_GOAL:_ Repeat the whole listing exactly as written.

_SUPPLIED RECORDS:_

- - - -

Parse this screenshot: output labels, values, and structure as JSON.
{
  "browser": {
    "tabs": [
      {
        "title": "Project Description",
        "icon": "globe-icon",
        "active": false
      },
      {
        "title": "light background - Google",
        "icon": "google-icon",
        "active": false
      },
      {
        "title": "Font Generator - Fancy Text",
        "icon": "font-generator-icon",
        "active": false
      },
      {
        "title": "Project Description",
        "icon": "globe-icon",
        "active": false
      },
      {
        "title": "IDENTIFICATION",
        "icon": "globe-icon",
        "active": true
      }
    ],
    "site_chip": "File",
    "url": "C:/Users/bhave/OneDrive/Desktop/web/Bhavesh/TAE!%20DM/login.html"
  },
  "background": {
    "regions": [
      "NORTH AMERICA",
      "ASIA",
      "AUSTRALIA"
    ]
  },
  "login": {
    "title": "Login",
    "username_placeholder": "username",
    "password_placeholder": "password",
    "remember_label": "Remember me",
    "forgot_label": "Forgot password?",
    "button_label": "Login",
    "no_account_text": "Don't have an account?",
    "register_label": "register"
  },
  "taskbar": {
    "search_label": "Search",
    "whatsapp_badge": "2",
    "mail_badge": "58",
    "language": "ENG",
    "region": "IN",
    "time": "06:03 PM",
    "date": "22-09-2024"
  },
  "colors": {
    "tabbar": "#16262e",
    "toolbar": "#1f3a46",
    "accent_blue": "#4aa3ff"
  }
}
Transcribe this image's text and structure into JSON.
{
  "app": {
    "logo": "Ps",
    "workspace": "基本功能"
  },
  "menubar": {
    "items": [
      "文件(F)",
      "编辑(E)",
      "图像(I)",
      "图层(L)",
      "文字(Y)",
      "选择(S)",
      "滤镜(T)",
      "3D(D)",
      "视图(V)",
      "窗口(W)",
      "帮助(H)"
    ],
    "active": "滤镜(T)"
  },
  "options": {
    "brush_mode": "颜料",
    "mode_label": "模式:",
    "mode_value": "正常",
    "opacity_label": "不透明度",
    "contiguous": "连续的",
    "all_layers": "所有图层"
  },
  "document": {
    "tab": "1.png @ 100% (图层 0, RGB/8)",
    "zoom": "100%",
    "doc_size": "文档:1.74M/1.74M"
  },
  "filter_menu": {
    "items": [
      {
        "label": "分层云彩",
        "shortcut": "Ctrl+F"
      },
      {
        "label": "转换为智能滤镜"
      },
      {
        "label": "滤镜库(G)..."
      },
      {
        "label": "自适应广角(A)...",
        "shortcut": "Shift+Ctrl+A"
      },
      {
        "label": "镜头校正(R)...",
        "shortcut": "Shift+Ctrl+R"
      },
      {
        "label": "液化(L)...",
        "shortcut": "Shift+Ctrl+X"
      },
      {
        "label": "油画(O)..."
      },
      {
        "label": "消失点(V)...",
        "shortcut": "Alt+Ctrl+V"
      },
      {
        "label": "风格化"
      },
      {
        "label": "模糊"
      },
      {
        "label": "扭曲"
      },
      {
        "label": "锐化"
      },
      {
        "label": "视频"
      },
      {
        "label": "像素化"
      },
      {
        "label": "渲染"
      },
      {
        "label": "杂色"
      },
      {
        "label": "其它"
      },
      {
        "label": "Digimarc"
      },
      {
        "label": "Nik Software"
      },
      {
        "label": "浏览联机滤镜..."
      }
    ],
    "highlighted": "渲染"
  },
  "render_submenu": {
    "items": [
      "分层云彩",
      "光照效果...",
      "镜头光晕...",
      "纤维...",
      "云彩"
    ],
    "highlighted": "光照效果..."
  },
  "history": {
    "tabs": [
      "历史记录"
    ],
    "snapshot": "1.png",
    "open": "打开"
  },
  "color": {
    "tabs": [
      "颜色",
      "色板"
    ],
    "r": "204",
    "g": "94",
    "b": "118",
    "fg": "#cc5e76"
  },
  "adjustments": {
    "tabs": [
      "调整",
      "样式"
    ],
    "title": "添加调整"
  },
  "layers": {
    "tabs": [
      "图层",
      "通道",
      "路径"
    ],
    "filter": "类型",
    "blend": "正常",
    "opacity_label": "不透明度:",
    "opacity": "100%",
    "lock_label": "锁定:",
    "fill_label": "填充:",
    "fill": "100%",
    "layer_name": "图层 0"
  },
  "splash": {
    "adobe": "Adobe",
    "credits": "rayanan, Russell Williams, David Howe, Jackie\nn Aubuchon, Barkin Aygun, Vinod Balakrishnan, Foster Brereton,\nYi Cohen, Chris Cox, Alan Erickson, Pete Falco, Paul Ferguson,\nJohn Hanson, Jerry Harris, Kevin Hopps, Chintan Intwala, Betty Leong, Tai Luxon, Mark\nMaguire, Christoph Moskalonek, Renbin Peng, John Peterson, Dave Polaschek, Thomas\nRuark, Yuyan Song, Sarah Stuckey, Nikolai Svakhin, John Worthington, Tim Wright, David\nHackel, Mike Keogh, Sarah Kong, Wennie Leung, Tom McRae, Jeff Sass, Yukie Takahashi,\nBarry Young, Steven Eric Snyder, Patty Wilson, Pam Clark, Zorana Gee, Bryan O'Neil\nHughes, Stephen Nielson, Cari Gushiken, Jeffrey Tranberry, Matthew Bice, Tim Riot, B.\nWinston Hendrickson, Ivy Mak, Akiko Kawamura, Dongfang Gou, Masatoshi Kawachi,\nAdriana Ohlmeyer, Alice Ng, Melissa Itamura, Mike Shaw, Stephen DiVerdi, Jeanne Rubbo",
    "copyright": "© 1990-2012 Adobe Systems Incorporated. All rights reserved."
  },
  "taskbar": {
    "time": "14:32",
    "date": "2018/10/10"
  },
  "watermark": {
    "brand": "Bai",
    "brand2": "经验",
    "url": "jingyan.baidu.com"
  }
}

- - - -

_TASK OUTPUT:_
Parse this screenshot: output labels, values, and structure as JSON.
{
  "browser": {
    "tabs": [
      {
        "title": "Project Description",
        "icon": "globe-icon",
        "active": false
      },
      {
        "title": "light background - Google",
        "icon": "google-icon",
        "active": false
      },
      {
        "title": "Font Generator - Fancy Text",
        "icon": "font-generator-icon",
        "active": false
      },
      {
        "title": "Project Description",
        "icon": "globe-icon",
        "active": false
      },
      {
        "title": "IDENTIFICATION",
        "icon": "globe-icon",
        "active": true
      }
    ],
    "site_chip": "File",
    "url": "C:/Users/bhave/OneDrive/Desktop/web/Bhavesh/TAE!%20DM/login.html"
  },
  "background": {
    "regions": [
      "NORTH AMERICA",
      "ASIA",
      "AUSTRALIA"
    ]
  },
  "login": {
    "title": "Login",
    "username_placeholder": "username",
    "password_placeholder": "password",
    "remember_label": "Remember me",
    "forgot_label": "Forgot password?",
    "button_label": "Login",
    "no_account_text": "Don't have an account?",
    "register_label": "register"
  },
  "taskbar": {
    "search_label": "Search",
    "whatsapp_badge": "2",
    "mail_badge": "58",
    "language": "ENG",
    "region": "IN",
    "time": "06:03 PM",
    "date": "22-09-2024"
  },
  "colors": {
    "tabbar": "#16262e",
    "toolbar": "#1f3a46",
    "accent_blue": "#4aa3ff"
  }
}
Transcribe this image's text and structure into JSON.
{
  "app": {
    "logo": "Ps",
    "workspace": "基本功能"
  },
  "menubar": {
    "items": [
      "文件(F)",
      "编辑(E)",
      "图像(I)",
      "图层(L)",
      "文字(Y)",
      "选择(S)",
      "滤镜(T)",
      "3D(D)",
      "视图(V)",
      "窗口(W)",
      "帮助(H)"
    ],
    "active": "滤镜(T)"
  },
  "options": {
    "brush_mode": "颜料",
    "mode_label": "模式:",
    "mode_value": "正常",
    "opacity_label": "不透明度",
    "contiguous": "连续的",
    "all_layers": "所有图层"
  },
  "document": {
    "tab": "1.png @ 100% (图层 0, RGB/8)",
    "zoom": "100%",
    "doc_size": "文档:1.74M/1.74M"
  },
  "filter_menu": {
    "items": [
      {
        "label": "分层云彩",
        "shortcut": "Ctrl+F"
      },
      {
        "label": "转换为智能滤镜"
      },
      {
        "label": "滤镜库(G)..."
      },
      {
        "label": "自适应广角(A)...",
        "shortcut": "Shift+Ctrl+A"
      },
      {
        "label": "镜头校正(R)...",
        "shortcut": "Shift+Ctrl+R"
      },
      {
        "label": "液化(L)...",
        "shortcut": "Shift+Ctrl+X"
      },
      {
        "label": "油画(O)..."
      },
      {
        "label": "消失点(V)...",
        "shortcut": "Alt+Ctrl+V"
      },
      {
        "label": "风格化"
      },
      {
        "label": "模糊"
      },
      {
        "label": "扭曲"
      },
      {
        "label": "锐化"
      },
      {
        "label": "视频"
      },
      {
        "label": "像素化"
      },
      {
        "label": "渲染"
      },
      {
        "label": "杂色"
      },
      {
        "label": "其它"
      },
      {
        "label": "Digimarc"
      },
      {
        "label": "Nik Software"
      },
      {
        "label": "浏览联机滤镜..."
      }
    ],
    "highlighted": "渲染"
  },
  "render_submenu": {
    "items": [
      "分层云彩",
      "光照效果...",
      "镜头光晕...",
      "纤维...",
      "云彩"
    ],
    "highlighted": "光照效果..."
  },
  "history": {
    "tabs": [
      "历史记录"
    ],
    "snapshot": "1.png",
    "open": "打开"
  },
  "color": {
    "tabs": [
      "颜色",
      "色板"
    ],
    "r": "204",
    "g": "94",
    "b": "118",
    "fg": "#cc5e76"
  },
  "adjustments": {
    "tabs": [
      "调整",
      "样式"
    ],
    "title": "添加调整"
  },
  "layers": {
    "tabs": [
      "图层",
      "通道",
      "路径"
    ],
    "filter": "类型",
    "blend": "正常",
    "opacity_label": "不透明度:",
    "opacity": "100%",
    "lock_label": "锁定:",
    "fill_label": "填充:",
    "fill": "100%",
    "layer_name": "图层 0"
  },
  "splash": {
    "adobe": "Adobe",
    "credits": "rayanan, Russell Williams, David Howe, Jackie\nn Aubuchon, Barkin Aygun, Vinod Balakrishnan, Foster Brereton,\nYi Cohen, Chris Cox, Alan Erickson, Pete Falco, Paul Ferguson,\nJohn Hanson, Jerry Harris, Kevin Hopps, Chintan Intwala, Betty Leong, Tai Luxon, Mark\nMaguire, Christoph Moskalonek, Renbin Peng, John Peterson, Dave Polaschek, Thomas\nRuark, Yuyan Song, Sarah Stuckey, Nikolai Svakhin, John Worthington, Tim Wright, David\nHackel, Mike Keogh, Sarah Kong, Wennie Leung, Tom McRae, Jeff Sass, Yukie Takahashi,\nBarry Young, Steven Eric Snyder, Patty Wilson, Pam Clark, Zorana Gee, Bryan O'Neil\nHughes, Stephen Nielson, Cari Gushiken, Jeffrey Tranberry, Matthew Bice, Tim Riot, B.\nWinston Hendrickson, Ivy Mak, Akiko Kawamura, Dongfang Gou, Masatoshi Kawachi,\nAdriana Ohlmeyer, Alice Ng, Melissa Itamura, Mike Shaw, Stephen DiVerdi, Jeanne Rubbo",
    "copyright": "© 1990-2012 Adobe Systems Incorporated. All rights reserved."
  },
  "taskbar": {
    "time": "14:32",
    "date": "2018/10/10"
  },
  "watermark": {
    "brand": "Bai",
    "brand2": "经验",
    "url": "jingyan.baidu.com"
  }
}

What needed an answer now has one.